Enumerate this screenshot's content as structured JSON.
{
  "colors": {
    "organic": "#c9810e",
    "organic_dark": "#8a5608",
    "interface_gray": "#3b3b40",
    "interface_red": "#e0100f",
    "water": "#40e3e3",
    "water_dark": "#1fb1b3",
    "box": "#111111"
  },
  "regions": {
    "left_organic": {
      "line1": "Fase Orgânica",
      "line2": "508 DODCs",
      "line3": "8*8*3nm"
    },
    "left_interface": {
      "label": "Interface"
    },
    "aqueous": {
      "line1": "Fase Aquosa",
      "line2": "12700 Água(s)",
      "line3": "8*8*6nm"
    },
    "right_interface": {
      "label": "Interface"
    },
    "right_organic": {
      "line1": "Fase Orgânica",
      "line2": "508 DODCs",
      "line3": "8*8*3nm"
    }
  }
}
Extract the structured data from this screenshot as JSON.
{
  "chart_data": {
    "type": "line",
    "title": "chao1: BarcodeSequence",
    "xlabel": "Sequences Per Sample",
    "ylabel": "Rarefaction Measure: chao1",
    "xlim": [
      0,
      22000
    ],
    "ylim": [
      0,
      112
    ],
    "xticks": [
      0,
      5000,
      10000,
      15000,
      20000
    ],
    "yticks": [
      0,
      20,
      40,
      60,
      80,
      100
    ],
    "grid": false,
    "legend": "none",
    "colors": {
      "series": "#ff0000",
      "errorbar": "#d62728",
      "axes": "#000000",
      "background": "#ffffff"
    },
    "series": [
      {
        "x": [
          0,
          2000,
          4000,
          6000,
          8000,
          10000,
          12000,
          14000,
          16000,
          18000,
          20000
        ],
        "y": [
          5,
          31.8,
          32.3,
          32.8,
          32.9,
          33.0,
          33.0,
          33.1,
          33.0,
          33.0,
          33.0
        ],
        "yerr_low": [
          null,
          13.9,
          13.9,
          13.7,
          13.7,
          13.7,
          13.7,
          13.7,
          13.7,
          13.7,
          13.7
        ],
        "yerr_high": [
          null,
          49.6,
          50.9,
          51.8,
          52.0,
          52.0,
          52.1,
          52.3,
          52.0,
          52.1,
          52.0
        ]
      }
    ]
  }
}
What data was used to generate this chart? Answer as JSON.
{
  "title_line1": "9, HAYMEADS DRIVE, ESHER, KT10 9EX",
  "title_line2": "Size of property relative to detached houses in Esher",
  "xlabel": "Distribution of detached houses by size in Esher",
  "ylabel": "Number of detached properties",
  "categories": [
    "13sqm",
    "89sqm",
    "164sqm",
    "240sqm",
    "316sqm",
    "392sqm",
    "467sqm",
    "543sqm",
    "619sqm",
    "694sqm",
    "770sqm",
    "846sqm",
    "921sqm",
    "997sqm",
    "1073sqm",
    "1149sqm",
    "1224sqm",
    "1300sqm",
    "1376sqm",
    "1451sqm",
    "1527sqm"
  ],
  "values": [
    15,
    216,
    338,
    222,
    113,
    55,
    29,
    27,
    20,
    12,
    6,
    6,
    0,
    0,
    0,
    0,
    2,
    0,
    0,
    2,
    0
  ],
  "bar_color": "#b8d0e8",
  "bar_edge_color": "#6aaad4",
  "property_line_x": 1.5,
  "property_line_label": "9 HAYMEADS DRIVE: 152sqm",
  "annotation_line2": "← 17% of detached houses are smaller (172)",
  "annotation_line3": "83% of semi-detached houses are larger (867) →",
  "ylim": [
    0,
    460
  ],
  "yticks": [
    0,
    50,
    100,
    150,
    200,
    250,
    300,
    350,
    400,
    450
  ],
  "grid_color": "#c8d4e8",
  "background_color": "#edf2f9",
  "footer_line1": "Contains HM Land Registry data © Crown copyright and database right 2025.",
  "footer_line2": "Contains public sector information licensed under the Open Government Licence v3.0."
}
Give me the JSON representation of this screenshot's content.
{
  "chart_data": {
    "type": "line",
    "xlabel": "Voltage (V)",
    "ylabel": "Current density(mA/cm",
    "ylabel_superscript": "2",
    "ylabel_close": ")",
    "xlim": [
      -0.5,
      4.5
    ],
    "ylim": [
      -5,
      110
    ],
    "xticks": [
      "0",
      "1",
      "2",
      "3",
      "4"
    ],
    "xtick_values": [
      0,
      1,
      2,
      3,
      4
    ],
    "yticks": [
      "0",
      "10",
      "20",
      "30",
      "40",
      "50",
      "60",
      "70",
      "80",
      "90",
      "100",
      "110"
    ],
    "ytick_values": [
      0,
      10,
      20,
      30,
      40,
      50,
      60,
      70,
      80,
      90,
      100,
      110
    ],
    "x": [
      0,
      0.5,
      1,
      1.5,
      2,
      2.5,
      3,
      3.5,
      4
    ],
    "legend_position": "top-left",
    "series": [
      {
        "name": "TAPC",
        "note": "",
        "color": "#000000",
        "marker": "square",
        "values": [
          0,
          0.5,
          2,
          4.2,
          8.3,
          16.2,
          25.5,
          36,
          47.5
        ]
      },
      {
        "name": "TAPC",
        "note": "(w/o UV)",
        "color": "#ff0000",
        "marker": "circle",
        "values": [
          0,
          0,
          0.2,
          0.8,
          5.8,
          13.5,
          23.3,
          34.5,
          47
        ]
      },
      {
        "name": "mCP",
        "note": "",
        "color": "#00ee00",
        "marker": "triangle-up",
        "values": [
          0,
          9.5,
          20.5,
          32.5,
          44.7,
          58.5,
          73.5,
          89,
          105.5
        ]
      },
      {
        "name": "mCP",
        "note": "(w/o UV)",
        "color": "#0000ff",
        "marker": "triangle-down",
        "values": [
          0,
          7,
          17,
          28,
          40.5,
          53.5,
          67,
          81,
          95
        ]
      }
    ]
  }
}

====

Exercise ::
Provide the number of lines in these entries that hold the word "screenshot", without any accompanying text.

Output for this task ::
3